_EXERCISE DIRECTIONS_: Without the pictures, return each record as it appears.

#### RECORDS PROVIDED

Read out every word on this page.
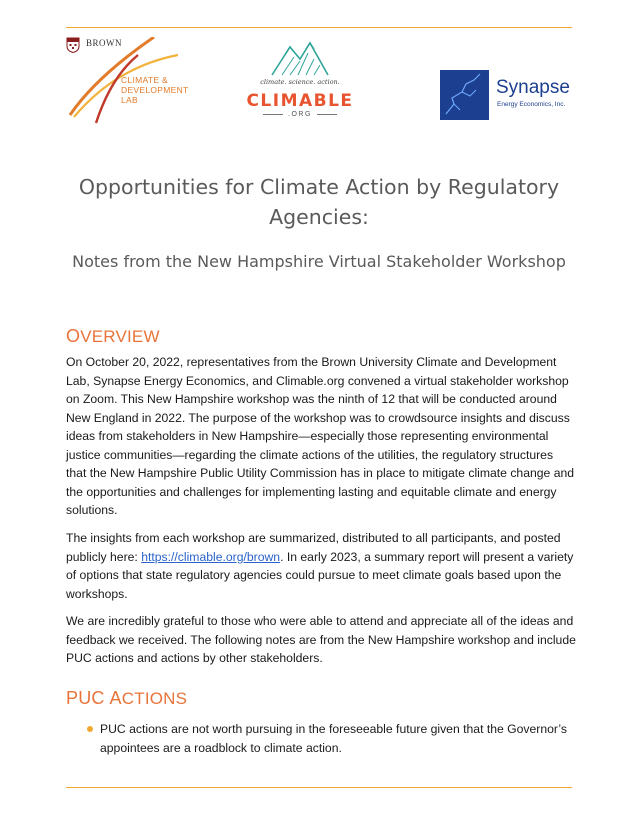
BROWN
CLIMATE &
DEVELOPMENT
LAB
climate. science. action.
CLIMABLE
.ORG
Synapse
Energy Economics, Inc.
Opportunities for Climate Action by Regulatory Agencies:
Notes from the New Hampshire Virtual Stakeholder Workshop
OVERVIEW
On October 20, 2022, representatives from the Brown University Climate and Development Lab, Synapse Energy Economics, and Climable.org convened a virtual stakeholder workshop on Zoom. This New Hampshire workshop was the ninth of 12 that will be conducted around New England in 2022. The purpose of the workshop was to crowdsource insights and discuss ideas from stakeholders in New Hampshire—especially those representing environmental justice communities—regarding the climate actions of the utilities, the regulatory structures that the New Hampshire Public Utility Commission has in place to mitigate climate change and the opportunities and challenges for implementing lasting and equitable climate and energy solutions.
The insights from each workshop are summarized, distributed to all participants, and posted publicly here: https://climable.org/brown. In early 2023, a summary report will present a variety of options that state regulatory agencies could pursue to meet climate goals based upon the workshops.
We are incredibly grateful to those who were able to attend and appreciate all of the ideas and feedback we received. The following notes are from the New Hampshire workshop and include PUC actions and actions by other stakeholders.
PUC ACTIONS
PUC actions are not worth pursuing in the foreseeable future given that the Governor’s appointees are a roadblock to climate action.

########

_RESPONSE_:
Read out every word on this page.
BROWN
CLIMATE &
DEVELOPMENT
LAB
climate. science. action.
CLIMABLE
.ORG
Synapse
Energy Economics, Inc.
Opportunities for Climate Action by Regulatory Agencies:
Notes from the New Hampshire Virtual Stakeholder Workshop
OVERVIEW
On October 20, 2022, representatives from the Brown University Climate and Development Lab, Synapse Energy Economics, and Climable.org convened a virtual stakeholder workshop on Zoom. This New Hampshire workshop was the ninth of 12 that will be conducted around New England in 2022. The purpose of the workshop was to crowdsource insights and discuss ideas from stakeholders in New Hampshire—especially those representing environmental justice communities—regarding the climate actions of the utilities, the regulatory structures that the New Hampshire Public Utility Commission has in place to mitigate climate change and the opportunities and challenges for implementing lasting and equitable climate and energy solutions.
The insights from each workshop are summarized, distributed to all participants, and posted publicly here: https://climable.org/brown. In early 2023, a summary report will present a variety of options that state regulatory agencies could pursue to meet climate goals based upon the workshops.
We are incredibly grateful to those who were able to attend and appreciate all of the ideas and feedback we received. The following notes are from the New Hampshire workshop and include PUC actions and actions by other stakeholders.
PUC ACTIONS
PUC actions are not worth pursuing in the foreseeable future given that the Governor’s appointees are a roadblock to climate action.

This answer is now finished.